Work to do
All entries below are to be set down again, identical to the source.

Information shown
#####
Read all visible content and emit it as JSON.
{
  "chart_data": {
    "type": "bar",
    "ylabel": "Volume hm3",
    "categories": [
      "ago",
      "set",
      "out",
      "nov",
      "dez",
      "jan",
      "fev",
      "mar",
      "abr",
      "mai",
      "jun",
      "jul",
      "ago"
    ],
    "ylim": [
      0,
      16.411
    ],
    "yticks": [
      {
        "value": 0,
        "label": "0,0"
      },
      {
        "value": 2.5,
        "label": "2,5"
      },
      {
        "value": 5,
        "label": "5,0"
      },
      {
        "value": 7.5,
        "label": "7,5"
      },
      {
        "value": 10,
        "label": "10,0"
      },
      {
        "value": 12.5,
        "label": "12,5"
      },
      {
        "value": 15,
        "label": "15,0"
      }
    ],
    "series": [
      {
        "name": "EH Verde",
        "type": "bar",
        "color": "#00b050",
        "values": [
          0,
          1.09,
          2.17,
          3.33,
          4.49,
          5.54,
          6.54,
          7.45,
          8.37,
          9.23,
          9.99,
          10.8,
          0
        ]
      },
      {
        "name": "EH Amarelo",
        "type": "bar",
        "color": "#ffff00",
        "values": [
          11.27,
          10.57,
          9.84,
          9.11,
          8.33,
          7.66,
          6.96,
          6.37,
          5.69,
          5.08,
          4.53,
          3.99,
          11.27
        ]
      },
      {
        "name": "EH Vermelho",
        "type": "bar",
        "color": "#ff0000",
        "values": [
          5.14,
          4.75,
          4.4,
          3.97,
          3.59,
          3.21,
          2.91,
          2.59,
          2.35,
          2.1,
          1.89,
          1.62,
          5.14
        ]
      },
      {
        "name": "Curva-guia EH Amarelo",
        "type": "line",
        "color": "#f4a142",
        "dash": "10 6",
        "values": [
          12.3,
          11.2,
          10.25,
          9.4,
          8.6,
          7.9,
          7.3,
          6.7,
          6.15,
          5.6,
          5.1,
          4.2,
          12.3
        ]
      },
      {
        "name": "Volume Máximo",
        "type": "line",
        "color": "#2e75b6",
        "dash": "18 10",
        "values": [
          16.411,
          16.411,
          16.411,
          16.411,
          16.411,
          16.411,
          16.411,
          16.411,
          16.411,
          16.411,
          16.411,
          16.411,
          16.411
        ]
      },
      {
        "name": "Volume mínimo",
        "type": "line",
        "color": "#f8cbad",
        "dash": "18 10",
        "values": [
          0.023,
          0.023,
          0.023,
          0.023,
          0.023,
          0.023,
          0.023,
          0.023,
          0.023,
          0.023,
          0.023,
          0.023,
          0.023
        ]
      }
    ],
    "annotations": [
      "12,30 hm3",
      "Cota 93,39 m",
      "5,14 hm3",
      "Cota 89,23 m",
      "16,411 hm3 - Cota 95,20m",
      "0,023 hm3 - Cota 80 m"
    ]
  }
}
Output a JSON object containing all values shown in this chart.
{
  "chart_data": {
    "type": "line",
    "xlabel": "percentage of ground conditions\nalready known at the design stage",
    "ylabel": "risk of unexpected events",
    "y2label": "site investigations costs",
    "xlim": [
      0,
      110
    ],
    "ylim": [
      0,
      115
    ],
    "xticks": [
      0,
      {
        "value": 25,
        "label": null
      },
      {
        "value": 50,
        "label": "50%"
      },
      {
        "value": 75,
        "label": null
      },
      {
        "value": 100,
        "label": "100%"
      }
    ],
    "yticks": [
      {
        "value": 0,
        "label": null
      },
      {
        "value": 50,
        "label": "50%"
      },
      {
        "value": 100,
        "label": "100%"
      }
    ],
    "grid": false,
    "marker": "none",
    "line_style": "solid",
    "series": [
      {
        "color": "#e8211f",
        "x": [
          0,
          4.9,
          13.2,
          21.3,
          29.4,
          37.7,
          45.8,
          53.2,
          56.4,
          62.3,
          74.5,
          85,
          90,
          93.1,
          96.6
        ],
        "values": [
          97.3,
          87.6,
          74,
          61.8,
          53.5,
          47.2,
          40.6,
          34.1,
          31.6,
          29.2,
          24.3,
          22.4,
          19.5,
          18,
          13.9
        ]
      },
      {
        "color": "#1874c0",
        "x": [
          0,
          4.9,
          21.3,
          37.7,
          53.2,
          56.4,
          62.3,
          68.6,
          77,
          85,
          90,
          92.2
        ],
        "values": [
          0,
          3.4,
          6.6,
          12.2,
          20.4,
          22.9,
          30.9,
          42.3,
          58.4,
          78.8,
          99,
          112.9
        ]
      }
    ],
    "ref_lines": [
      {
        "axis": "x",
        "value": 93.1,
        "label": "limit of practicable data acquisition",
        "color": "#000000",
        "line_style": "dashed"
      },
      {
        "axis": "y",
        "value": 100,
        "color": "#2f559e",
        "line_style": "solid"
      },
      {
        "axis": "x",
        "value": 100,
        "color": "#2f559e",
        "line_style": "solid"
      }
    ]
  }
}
#####
Expected answer
Read all visible content and emit it as JSON.
{
  "chart_data": {
    "type": "bar",
    "ylabel": "Volume hm3",
    "categories": [
      "ago",
      "set",
      "out",
      "nov",
      "dez",
      "jan",
      "fev",
      "mar",
      "abr",
      "mai",
      "jun",
      "jul",
      "ago"
    ],
    "ylim": [
      0,
      16.411
    ],
    "yticks": [
      {
        "value": 0,
        "label": "0,0"
      },
      {
        "value": 2.5,
        "label": "2,5"
      },
      {
        "value": 5,
        "label": "5,0"
      },
      {
        "value": 7.5,
        "label": "7,5"
      },
      {
        "value": 10,
        "label": "10,0"
      },
      {
        "value": 12.5,
        "label": "12,5"
      },
      {
        "value": 15,
        "label": "15,0"
      }
    ],
    "series": [
      {
        "name": "EH Verde",
        "type": "bar",
        "color": "#00b050",
        "values": [
          0,
          1.09,
          2.17,
          3.33,
          4.49,
          5.54,
          6.54,
          7.45,
          8.37,
          9.23,
          9.99,
          10.8,
          0
        ]
      },
      {
        "name": "EH Amarelo",
        "type": "bar",
        "color": "#ffff00",
        "values": [
          11.27,
          10.57,
          9.84,
          9.11,
          8.33,
          7.66,
          6.96,
          6.37,
          5.69,
          5.08,
          4.53,
          3.99,
          11.27
        ]
      },
      {
        "name": "EH Vermelho",
        "type": "bar",
        "color": "#ff0000",
        "values": [
          5.14,
          4.75,
          4.4,
          3.97,
          3.59,
          3.21,
          2.91,
          2.59,
          2.35,
          2.1,
          1.89,
          1.62,
          5.14
        ]
      },
      {
        "name": "Curva-guia EH Amarelo",
        "type": "line",
        "color": "#f4a142",
        "dash": "10 6",
        "values": [
          12.3,
          11.2,
          10.25,
          9.4,
          8.6,
          7.9,
          7.3,
          6.7,
          6.15,
          5.6,
          5.1,
          4.2,
          12.3
        ]
      },
      {
        "name": "Volume Máximo",
        "type": "line",
        "color": "#2e75b6",
        "dash": "18 10",
        "values": [
          16.411,
          16.411,
          16.411,
          16.411,
          16.411,
          16.411,
          16.411,
          16.411,
          16.411,
          16.411,
          16.411,
          16.411,
          16.411
        ]
      },
      {
        "name": "Volume mínimo",
        "type": "line",
        "color": "#f8cbad",
        "dash": "18 10",
        "values": [
          0.023,
          0.023,
          0.023,
          0.023,
          0.023,
          0.023,
          0.023,
          0.023,
          0.023,
          0.023,
          0.023,
          0.023,
          0.023
        ]
      }
    ],
    "annotations": [
      "12,30 hm3",
      "Cota 93,39 m",
      "5,14 hm3",
      "Cota 89,23 m",
      "16,411 hm3 - Cota 95,20m",
      "0,023 hm3 - Cota 80 m"
    ]
  }
}
Output a JSON object containing all values shown in this chart.
{
  "chart_data": {
    "type": "line",
    "xlabel": "percentage of ground conditions\nalready known at the design stage",
    "ylabel": "risk of unexpected events",
    "y2label": "site investigations costs",
    "xlim": [
      0,
      110
    ],
    "ylim": [
      0,
      115
    ],
    "xticks": [
      0,
      {
        "value": 25,
        "label": null
      },
      {
        "value": 50,
        "label": "50%"
      },
      {
        "value": 75,
        "label": null
      },
      {
        "value": 100,
        "label": "100%"
      }
    ],
    "yticks": [
      {
        "value": 0,
        "label": null
      },
      {
        "value": 50,
        "label": "50%"
      },
      {
        "value": 100,
        "label": "100%"
      }
    ],
    "grid": false,
    "marker": "none",
    "line_style": "solid",
    "series": [
      {
        "color": "#e8211f",
        "x": [
          0,
          4.9,
          13.2,
          21.3,
          29.4,
          37.7,
          45.8,
          53.2,
          56.4,
          62.3,
          74.5,
          85,
          90,
          93.1,
          96.6
        ],
        "values": [
          97.3,
          87.6,
          74,
          61.8,
          53.5,
          47.2,
          40.6,
          34.1,
          31.6,
          29.2,
          24.3,
          22.4,
          19.5,
          18,
          13.9
        ]
      },
      {
        "color": "#1874c0",
        "x": [
          0,
          4.9,
          21.3,
          37.7,
          53.2,
          56.4,
          62.3,
          68.6,
          77,
          85,
          90,
          92.2
        ],
        "values": [
          0,
          3.4,
          6.6,
          12.2,
          20.4,
          22.9,
          30.9,
          42.3,
          58.4,
          78.8,
          99,
          112.9
        ]
      }
    ],
    "ref_lines": [
      {
        "axis": "x",
        "value": 93.1,
        "label": "limit of practicable data acquisition",
        "color": "#000000",
        "line_style": "dashed"
      },
      {
        "axis": "y",
        "value": 100,
        "color": "#2f559e",
        "line_style": "solid"
      },
      {
        "axis": "x",
        "value": 100,
        "color": "#2f559e",
        "line_style": "solid"
      }
    ]
  }
}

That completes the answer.